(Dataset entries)
──────────────────────────────

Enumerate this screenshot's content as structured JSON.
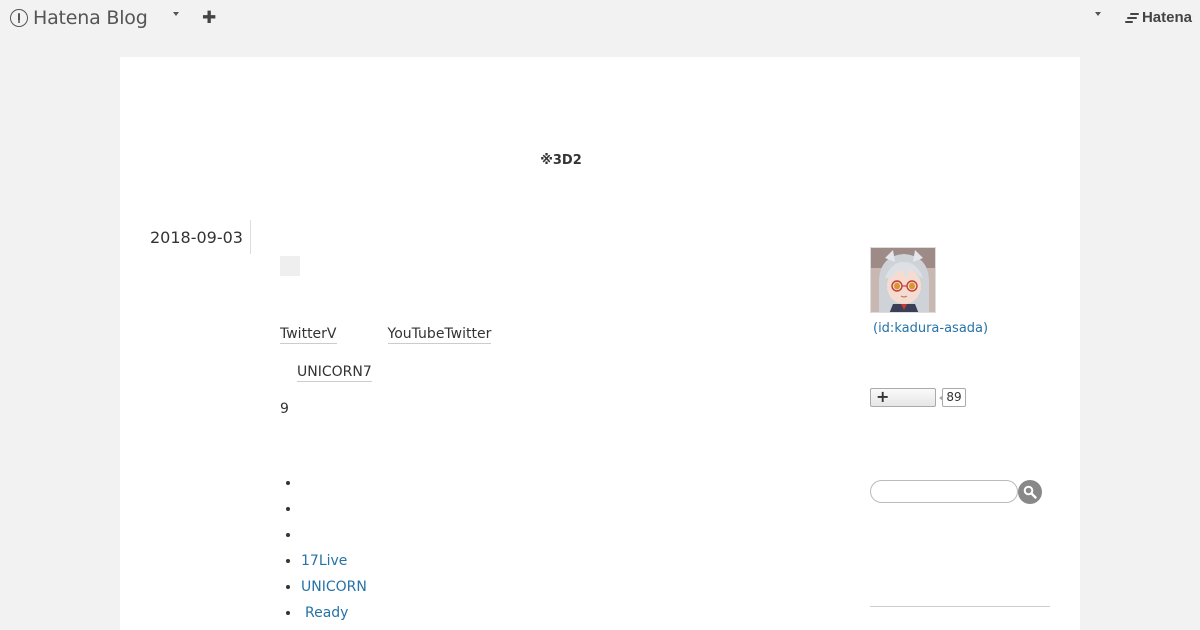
{
  "topbar": {
    "brand_name": "Hatena Blog",
    "hatena_name": "Hatena"
  },
  "blog": {
    "title": "※3D2"
  },
  "entry": {
    "date": "2018-09-03",
    "line1_a": "TwitterV",
    "line1_b": "YouTubeTwitter",
    "line2": "UNICORN7",
    "line3": "9",
    "list_links": [
      "17Live",
      "UNICORN",
      "Ready"
    ]
  },
  "sidebar": {
    "profile_id": "(id:kadura-asada)",
    "reader_count": "89",
    "search_placeholder": ""
  },
  "colors": {
    "link": "#2573a8",
    "background": "#f2f2f2",
    "card": "#ffffff"
  }
}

──────────────────────────────

● **Objective**
Find how many lines of the entries contain "Hatena". Respond with the number only.

● **Result**
2